[Source records]
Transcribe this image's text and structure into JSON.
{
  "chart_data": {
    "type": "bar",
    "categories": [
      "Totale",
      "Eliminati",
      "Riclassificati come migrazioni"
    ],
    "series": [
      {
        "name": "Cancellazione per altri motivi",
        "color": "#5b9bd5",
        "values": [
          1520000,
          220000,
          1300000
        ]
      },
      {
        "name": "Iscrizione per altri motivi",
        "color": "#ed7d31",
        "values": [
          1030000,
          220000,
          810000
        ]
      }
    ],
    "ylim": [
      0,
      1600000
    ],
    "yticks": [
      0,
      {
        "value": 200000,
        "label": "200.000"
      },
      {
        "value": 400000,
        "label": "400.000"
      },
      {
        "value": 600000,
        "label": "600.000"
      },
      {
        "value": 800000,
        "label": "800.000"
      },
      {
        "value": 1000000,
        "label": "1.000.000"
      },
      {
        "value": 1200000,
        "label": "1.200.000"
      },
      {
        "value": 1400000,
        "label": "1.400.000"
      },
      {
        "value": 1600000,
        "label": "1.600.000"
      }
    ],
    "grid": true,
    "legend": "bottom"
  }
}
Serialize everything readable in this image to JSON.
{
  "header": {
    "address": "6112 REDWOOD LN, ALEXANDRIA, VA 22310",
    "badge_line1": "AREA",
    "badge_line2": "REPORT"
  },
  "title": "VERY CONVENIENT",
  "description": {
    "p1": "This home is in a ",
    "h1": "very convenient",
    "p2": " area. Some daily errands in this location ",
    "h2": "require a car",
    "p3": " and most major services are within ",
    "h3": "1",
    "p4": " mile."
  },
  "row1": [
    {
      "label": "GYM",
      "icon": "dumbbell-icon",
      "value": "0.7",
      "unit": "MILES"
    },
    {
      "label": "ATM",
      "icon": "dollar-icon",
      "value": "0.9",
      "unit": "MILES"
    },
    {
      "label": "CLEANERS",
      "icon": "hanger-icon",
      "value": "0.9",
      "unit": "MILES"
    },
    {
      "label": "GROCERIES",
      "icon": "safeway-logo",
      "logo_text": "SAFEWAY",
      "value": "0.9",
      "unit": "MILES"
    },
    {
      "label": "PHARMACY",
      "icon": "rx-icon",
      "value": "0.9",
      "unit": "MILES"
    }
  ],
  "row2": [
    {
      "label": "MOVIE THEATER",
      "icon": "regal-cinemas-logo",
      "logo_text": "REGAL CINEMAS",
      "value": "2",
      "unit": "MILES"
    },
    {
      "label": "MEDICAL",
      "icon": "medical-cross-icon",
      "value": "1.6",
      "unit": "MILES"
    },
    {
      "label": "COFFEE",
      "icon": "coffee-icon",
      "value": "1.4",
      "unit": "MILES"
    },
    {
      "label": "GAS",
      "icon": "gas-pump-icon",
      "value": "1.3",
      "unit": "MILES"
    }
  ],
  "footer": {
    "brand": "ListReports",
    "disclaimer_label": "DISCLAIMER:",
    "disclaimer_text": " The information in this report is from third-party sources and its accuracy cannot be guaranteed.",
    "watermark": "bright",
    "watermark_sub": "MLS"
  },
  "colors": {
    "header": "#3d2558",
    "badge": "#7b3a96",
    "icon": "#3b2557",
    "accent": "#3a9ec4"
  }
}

EXERCISE AIM: Compute how many lines include the string "image", then give that number by itself.

CORRECT ANSWER: 2